::: RECORDS FOR THIS EXERCISE :::
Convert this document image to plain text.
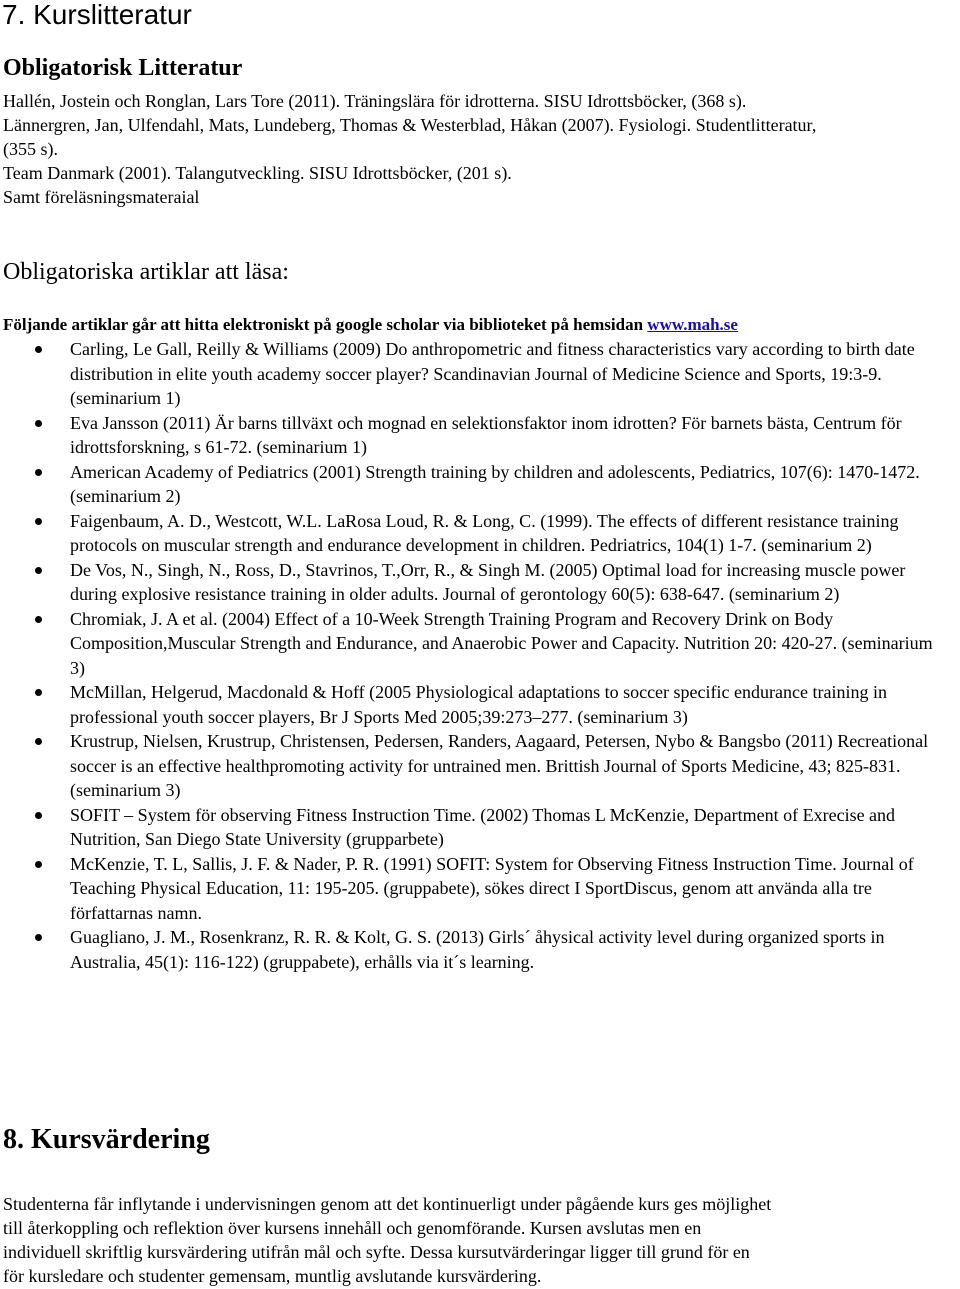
7. Kurslitteratur
Obligatorisk Litteratur
Hallén, Jostein och Ronglan, Lars Tore (2011). Träningslära för idrotterna. SISU Idrottsböcker, (368 s).
Lännergren, Jan, Ulfendahl, Mats, Lundeberg, Thomas & Westerblad, Håkan (2007). Fysiologi. Studentlitteratur,
(355 s).
Team Danmark (2001). Talangutveckling. SISU Idrottsböcker, (201 s).
Samt föreläsningsmateraial
Obligatoriska artiklar att läsa:
Följande artiklar går att hitta elektroniskt på google scholar via biblioteket på hemsidan www.mah.se
Carling, Le Gall, Reilly & Williams (2009) Do anthropometric and fitness characteristics vary according to birth date distribution in elite youth academy soccer player? Scandinavian Journal of Medicine Science and Sports, 19:3-9. (seminarium 1)
Eva Jansson (2011) Är barns tillväxt och mognad en selektionsfaktor inom idrotten? För barnets bästa, Centrum för idrottsforskning, s 61-72. (seminarium 1)
American Academy of Pediatrics (2001) Strength training by children and adolescents, Pediatrics, 107(6): 1470-1472. (seminarium 2)
Faigenbaum, A. D., Westcott, W.L. LaRosa Loud, R. & Long, C. (1999). The effects of different resistance training protocols on muscular strength and endurance development in children. Pedriatrics, 104(1) 1-7. (seminarium 2)
De Vos, N., Singh, N., Ross, D., Stavrinos, T.,Orr, R., & Singh M. (2005) Optimal load for increasing muscle power during explosive resistance training in older adults. Journal of gerontology 60(5): 638-647. (seminarium 2)
Chromiak, J. A et al. (2004) Effect of a 10-Week Strength Training Program and Recovery Drink on Body Composition,Muscular Strength and Endurance, and Anaerobic Power and Capacity. Nutrition 20: 420-27. (seminarium 3)
McMillan, Helgerud, Macdonald & Hoff (2005 Physiological adaptations to soccer specific endurance training in professional youth soccer players, Br J Sports Med 2005;39:273–277. (seminarium 3)
Krustrup, Nielsen, Krustrup, Christensen, Pedersen, Randers, Aagaard, Petersen, Nybo & Bangsbo (2011) Recreational soccer is an effective healthpromoting activity for untrained men. Brittish Journal of Sports Medicine, 43; 825-831. (seminarium 3)
SOFIT – System för observing Fitness Instruction Time. (2002) Thomas L McKenzie, Department of Exrecise and Nutrition, San Diego State University (grupparbete)
McKenzie, T. L, Sallis, J. F. & Nader, P. R. (1991) SOFIT: System for Observing Fitness Instruction Time. Journal of Teaching Physical Education, 11: 195-205. (gruppabete), sökes direct I SportDiscus, genom att använda alla tre författarnas namn.
Guagliano, J. M., Rosenkranz, R. R. & Kolt, G. S. (2013) Girls´ åhysical activity level during organized sports in Australia, 45(1): 116-122) (gruppabete), erhålls via it´s learning.
8. Kursvärdering
Studenterna får inflytande i undervisningen genom att det kontinuerligt under pågående kurs ges möjlighet
till återkoppling och reflektion över kursens innehåll och genomförande. Kursen avslutas men en
individuell skriftlig kursvärdering utifrån mål och syfte. Dessa kursutvärderingar ligger till grund för en
för kursledare och studenter gemensam, muntlig avslutande kursvärdering.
:::
## EXERCISE
Line by line, reproduce the material above exactly, leaving each picture out.

## PROBLEM SOLUTION
Convert this document image to plain text.
7. Kurslitteratur
Obligatorisk Litteratur
Hallén, Jostein och Ronglan, Lars Tore (2011). Träningslära för idrotterna. SISU Idrottsböcker, (368 s).
Lännergren, Jan, Ulfendahl, Mats, Lundeberg, Thomas & Westerblad, Håkan (2007). Fysiologi. Studentlitteratur,
(355 s).
Team Danmark (2001). Talangutveckling. SISU Idrottsböcker, (201 s).
Samt föreläsningsmateraial
Obligatoriska artiklar att läsa:
Följande artiklar går att hitta elektroniskt på google scholar via biblioteket på hemsidan www.mah.se
Carling, Le Gall, Reilly & Williams (2009) Do anthropometric and fitness characteristics vary according to birth date distribution in elite youth academy soccer player? Scandinavian Journal of Medicine Science and Sports, 19:3-9. (seminarium 1)
Eva Jansson (2011) Är barns tillväxt och mognad en selektionsfaktor inom idrotten? För barnets bästa, Centrum för idrottsforskning, s 61-72. (seminarium 1)
American Academy of Pediatrics (2001) Strength training by children and adolescents, Pediatrics, 107(6): 1470-1472. (seminarium 2)
Faigenbaum, A. D., Westcott, W.L. LaRosa Loud, R. & Long, C. (1999). The effects of different resistance training protocols on muscular strength and endurance development in children. Pedriatrics, 104(1) 1-7. (seminarium 2)
De Vos, N., Singh, N., Ross, D., Stavrinos, T.,Orr, R., & Singh M. (2005) Optimal load for increasing muscle power during explosive resistance training in older adults. Journal of gerontology 60(5): 638-647. (seminarium 2)
Chromiak, J. A et al. (2004) Effect of a 10-Week Strength Training Program and Recovery Drink on Body Composition,Muscular Strength and Endurance, and Anaerobic Power and Capacity. Nutrition 20: 420-27. (seminarium 3)
McMillan, Helgerud, Macdonald & Hoff (2005 Physiological adaptations to soccer specific endurance training in professional youth soccer players, Br J Sports Med 2005;39:273–277. (seminarium 3)
Krustrup, Nielsen, Krustrup, Christensen, Pedersen, Randers, Aagaard, Petersen, Nybo & Bangsbo (2011) Recreational soccer is an effective healthpromoting activity for untrained men. Brittish Journal of Sports Medicine, 43; 825-831. (seminarium 3)
SOFIT – System för observing Fitness Instruction Time. (2002) Thomas L McKenzie, Department of Exrecise and Nutrition, San Diego State University (grupparbete)
McKenzie, T. L, Sallis, J. F. & Nader, P. R. (1991) SOFIT: System for Observing Fitness Instruction Time. Journal of Teaching Physical Education, 11: 195-205. (gruppabete), sökes direct I SportDiscus, genom att använda alla tre författarnas namn.
Guagliano, J. M., Rosenkranz, R. R. & Kolt, G. S. (2013) Girls´ åhysical activity level during organized sports in Australia, 45(1): 116-122) (gruppabete), erhålls via it´s learning.
8. Kursvärdering
Studenterna får inflytande i undervisningen genom att det kontinuerligt under pågående kurs ges möjlighet
till återkoppling och reflektion över kursens innehåll och genomförande. Kursen avslutas men en
individuell skriftlig kursvärdering utifrån mål och syfte. Dessa kursutvärderingar ligger till grund för en
för kursledare och studenter gemensam, muntlig avslutande kursvärdering.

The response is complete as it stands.